— Request a —
Answer these three questions from the forum thread, one per line, marked as shown:
(i) How long did Frank22 use 3G while the lines were down?
(ii) Who paid for that 3G use in the end?
(iii) According to Bob_s2, how does VM intend to extend coverage?

** start Source text **

Posted by Frank22 over 5 years ago
I agree that VM is just as much to blame. However, converting a street cabinet to Infinity seems a much easier & cost-effective option than adding new long cables to the properties.
But why can BT not inform people when (Or if) they can get Infinity?
I actually used 3G for 2 weeks when the lines were down. Worked really well, but the cost was high due to my extensive use of the connection (Although BT paid for it in the end because I have business lines).

Posted by themanstan over 5 years ago
Frank, unfortunately if you look at it from a business perspective it's privileged information. By keeping competitors in the dark about which exchanges are to be upgraded, they need to guess which to LLU or in VMs case roll out their network. As VM doesn't wholesale, BT Wholesale cannot use it therefore it's in their interest, not to announce beyond what they've added to engineering works (which all ISPs get to know, including BT Retail).
Posted by themanstan over 5 years ago
OFCOM would have forced a definitive list is it was in the customers interest and didn't cause a business disadvantage. But from my perspective it does and I guess OFCOMs.
Posted by Bob_s2 over 5 years ago
VM are not intending tocarry out any significant rollout. Their startegy is to extend coverage by means of the Open Network Company.

The big problem is in uncable areas BT have a dominant position and any rollout by the Open Network company could find BT then moving in .

To enable the establishment of real competition to BT the Open Network company needs a degree of protection for a few years to enable it to get established.
Posted by themanstan over 5 years ago
Yes, but i see that strategy as a ploy... by not extending their network they will not need to wholesale!

** end Source text **

— Request b —
Edit the rows from the first row up to and including the row with "latitude-label: 0° bbox=[143, 245, 156, 261]": replace "dashed-contour" with "dotted-contour" and leave everything else unchanged. Give only those rows.

** start Materials provided **

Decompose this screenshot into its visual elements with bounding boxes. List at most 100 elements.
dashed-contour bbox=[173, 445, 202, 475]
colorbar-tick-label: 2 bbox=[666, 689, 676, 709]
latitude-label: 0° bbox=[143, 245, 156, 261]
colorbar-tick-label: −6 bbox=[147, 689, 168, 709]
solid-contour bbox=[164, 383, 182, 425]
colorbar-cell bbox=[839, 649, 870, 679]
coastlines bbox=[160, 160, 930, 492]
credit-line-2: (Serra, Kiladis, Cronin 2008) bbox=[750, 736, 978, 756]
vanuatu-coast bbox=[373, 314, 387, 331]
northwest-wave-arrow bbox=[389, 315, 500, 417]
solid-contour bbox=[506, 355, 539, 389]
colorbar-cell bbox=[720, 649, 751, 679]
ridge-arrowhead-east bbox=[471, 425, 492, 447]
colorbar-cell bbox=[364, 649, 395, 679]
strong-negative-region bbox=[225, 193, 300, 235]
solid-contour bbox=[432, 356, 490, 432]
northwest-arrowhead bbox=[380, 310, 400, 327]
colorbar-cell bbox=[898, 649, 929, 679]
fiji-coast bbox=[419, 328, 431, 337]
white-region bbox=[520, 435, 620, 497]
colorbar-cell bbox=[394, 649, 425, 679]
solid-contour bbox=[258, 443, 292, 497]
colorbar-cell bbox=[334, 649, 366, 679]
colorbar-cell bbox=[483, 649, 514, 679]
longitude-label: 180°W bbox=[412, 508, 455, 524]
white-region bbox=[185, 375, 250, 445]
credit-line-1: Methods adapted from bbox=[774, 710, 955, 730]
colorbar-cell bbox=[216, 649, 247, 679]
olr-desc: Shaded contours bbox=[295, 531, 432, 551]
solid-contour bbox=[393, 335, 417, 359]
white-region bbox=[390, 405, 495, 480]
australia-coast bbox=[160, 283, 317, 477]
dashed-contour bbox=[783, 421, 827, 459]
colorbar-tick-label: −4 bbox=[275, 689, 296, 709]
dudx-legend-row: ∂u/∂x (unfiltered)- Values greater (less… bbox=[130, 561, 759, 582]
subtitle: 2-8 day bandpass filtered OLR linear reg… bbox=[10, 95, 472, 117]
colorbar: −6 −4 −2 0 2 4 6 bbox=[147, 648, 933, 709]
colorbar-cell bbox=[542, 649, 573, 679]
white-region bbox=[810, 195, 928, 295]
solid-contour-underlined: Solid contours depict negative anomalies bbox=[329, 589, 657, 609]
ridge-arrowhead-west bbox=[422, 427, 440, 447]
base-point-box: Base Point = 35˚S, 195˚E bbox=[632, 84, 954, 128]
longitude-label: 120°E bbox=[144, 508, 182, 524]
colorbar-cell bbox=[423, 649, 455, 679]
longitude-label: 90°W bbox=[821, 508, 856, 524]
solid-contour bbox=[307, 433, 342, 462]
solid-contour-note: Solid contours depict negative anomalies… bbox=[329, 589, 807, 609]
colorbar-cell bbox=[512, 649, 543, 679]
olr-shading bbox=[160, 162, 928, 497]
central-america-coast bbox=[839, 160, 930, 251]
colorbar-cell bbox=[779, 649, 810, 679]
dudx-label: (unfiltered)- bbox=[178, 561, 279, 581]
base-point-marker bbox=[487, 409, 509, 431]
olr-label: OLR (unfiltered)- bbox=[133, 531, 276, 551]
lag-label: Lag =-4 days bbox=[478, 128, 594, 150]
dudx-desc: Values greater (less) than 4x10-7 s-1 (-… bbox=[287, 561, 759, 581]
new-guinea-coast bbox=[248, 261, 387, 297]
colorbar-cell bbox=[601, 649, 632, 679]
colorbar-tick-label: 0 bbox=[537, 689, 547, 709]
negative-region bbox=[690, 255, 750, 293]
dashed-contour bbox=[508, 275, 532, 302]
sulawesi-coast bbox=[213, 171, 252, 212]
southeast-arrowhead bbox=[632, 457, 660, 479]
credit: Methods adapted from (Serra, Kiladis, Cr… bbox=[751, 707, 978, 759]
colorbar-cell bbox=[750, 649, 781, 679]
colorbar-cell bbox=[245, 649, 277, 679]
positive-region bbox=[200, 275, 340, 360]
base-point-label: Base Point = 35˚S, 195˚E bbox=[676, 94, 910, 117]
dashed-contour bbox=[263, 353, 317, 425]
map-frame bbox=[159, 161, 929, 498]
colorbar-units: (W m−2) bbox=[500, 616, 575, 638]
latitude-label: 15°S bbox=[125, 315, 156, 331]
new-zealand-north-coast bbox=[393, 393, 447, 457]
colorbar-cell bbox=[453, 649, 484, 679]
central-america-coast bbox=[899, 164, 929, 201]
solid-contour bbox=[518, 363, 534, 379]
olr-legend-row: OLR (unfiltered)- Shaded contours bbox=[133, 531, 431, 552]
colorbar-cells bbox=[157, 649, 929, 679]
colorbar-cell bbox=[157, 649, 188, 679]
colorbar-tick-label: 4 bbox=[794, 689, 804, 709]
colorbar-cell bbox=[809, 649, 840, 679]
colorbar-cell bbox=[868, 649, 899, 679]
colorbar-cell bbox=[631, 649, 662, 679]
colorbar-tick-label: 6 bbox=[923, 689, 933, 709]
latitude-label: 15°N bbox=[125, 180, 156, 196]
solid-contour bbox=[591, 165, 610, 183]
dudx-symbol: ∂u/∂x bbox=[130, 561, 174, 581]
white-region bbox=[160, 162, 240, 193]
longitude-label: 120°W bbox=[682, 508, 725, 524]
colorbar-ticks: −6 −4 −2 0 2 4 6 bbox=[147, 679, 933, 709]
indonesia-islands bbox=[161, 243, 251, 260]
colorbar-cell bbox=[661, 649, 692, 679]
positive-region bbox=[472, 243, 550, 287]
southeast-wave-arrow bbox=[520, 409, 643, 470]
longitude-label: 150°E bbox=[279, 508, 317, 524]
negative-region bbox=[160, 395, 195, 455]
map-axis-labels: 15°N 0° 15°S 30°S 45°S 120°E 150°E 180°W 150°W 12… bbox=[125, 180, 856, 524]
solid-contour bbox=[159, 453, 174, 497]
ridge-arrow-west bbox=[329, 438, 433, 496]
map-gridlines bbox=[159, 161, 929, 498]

** end Materials provided **

— Problem solution a —
(i) 2 weeks
(ii) BT
(iii) By means of the Open Network Company

— Problem solution b —
Decompose this screenshot into its visual elements with bounding boxes. List at most 100 elements.
dotted-contour bbox=[173, 445, 202, 475]
colorbar-tick-label: 2 bbox=[666, 689, 676, 709]
latitude-label: 0° bbox=[143, 245, 156, 261]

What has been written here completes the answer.